Since his “Magnum P.I.” contract ends June 30, series star Jay Hernandez isn’t sitting around waiting for a call for a fifth season.
That was so yesterday. So, he’s going to the movies – the big screen – instead. No more waiting game.
According to Deadline, Hernandez is committed to do a film called “The Long Game,” with Jaina Lee Ortiz, Dennis Quaid and Julian Works, based on Humberto G. Garcia’s book, “Mustang Miracle.”
No specific word on who he’ll play, but the film is based on a true tale based in Texas of the mid-50s. The story focuses on five Mexican-American caddies at a ritzy golf club where the discriminatory rules of that era forbade them from playing golf, according to Deadline. Because these caddies loved golfing, they created their own course (albeit, simple one) in the Texas desert with the kokua of a Latino coach, and were skilled enough to beat the wealthy all-white team players in a 1957 Texas State High School Golf Championship, thus overcoming the racist, discriminatory practices of the elite golf course, elevating the pride and power of being Latino.
With filming beginning this month – not sure if it’ll be Texas – this simply means that Thomas Magnum won’t be available if and when CBS, NBC or a cable streaming network announces, very belatedly, the possibility of a fifth season.

* * * * *

> [WORK TO DO]
1. Answer these about the Jay Hernandez news item:
(a) On what date does Hernandez's "Magnum P.I." contract end?
(b) What book is "The Long Game" based on, and who wrote it?
(c) What championship did the caddies win, and in what year?
2. Write out the part of the Jay Hernandez news item between "No specific word" and "of being Latino.", inclusive, with no changes.

* * * * *

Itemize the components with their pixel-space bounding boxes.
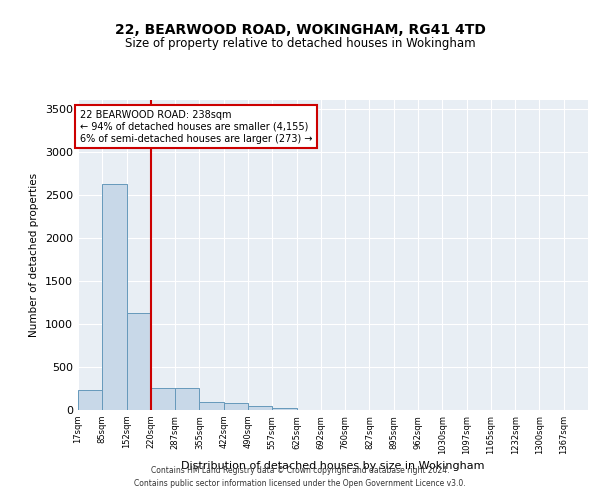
Bar [151, 388, 175, 410]
Bar [248, 406, 272, 410]
Bar [272, 408, 296, 410]
Text: 22 BEARWOOD ROAD: 238sqm
← 94% of detached houses are smaller (4,155)
6% of semi: 22 BEARWOOD ROAD: 238sqm ← 94% of detach… [80, 110, 313, 144]
Text: Contains HM Land Registry data © Crown copyright and database right 2024.
Contai: Contains HM Land Registry data © Crown c… [134, 466, 466, 487]
Bar [175, 388, 199, 410]
Bar [78, 390, 102, 410]
X-axis label: Distribution of detached houses by size in Wokingham: Distribution of detached houses by size … [181, 461, 485, 471]
Bar [224, 402, 248, 410]
Y-axis label: Number of detached properties: Number of detached properties [29, 173, 40, 337]
Bar [102, 184, 127, 410]
Bar [127, 312, 151, 410]
Text: Size of property relative to detached houses in Wokingham: Size of property relative to detached ho… [125, 38, 475, 51]
Bar [199, 402, 224, 410]
Text: 22, BEARWOOD ROAD, WOKINGHAM, RG41 4TD: 22, BEARWOOD ROAD, WOKINGHAM, RG41 4TD [115, 22, 485, 36]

* * * * *

> [WRITTEN ANSWERS]
1.
(a) June 30
(b) "Mustang Miracle," by Humberto G. Garcia
(c) The Texas State High School Golf Championship, in 1957

2.
No specific word on who he’ll play, but the film is based on a true tale based in Texas of the mid-50s. The story focuses on five Mexican-American caddies at a ritzy golf club where the discriminatory rules of that era forbade them from playing golf, according to Deadline. Because these caddies loved golfing, they created their own course (albeit, simple one) in the Texas desert with the kokua of a Latino coach, and were skilled enough to beat the wealthy all-white team players in a 1957 Texas State High School Golf Championship, thus overcoming the racist, discriminatory practices of the elite golf course, elevating the pride and power of being Latino.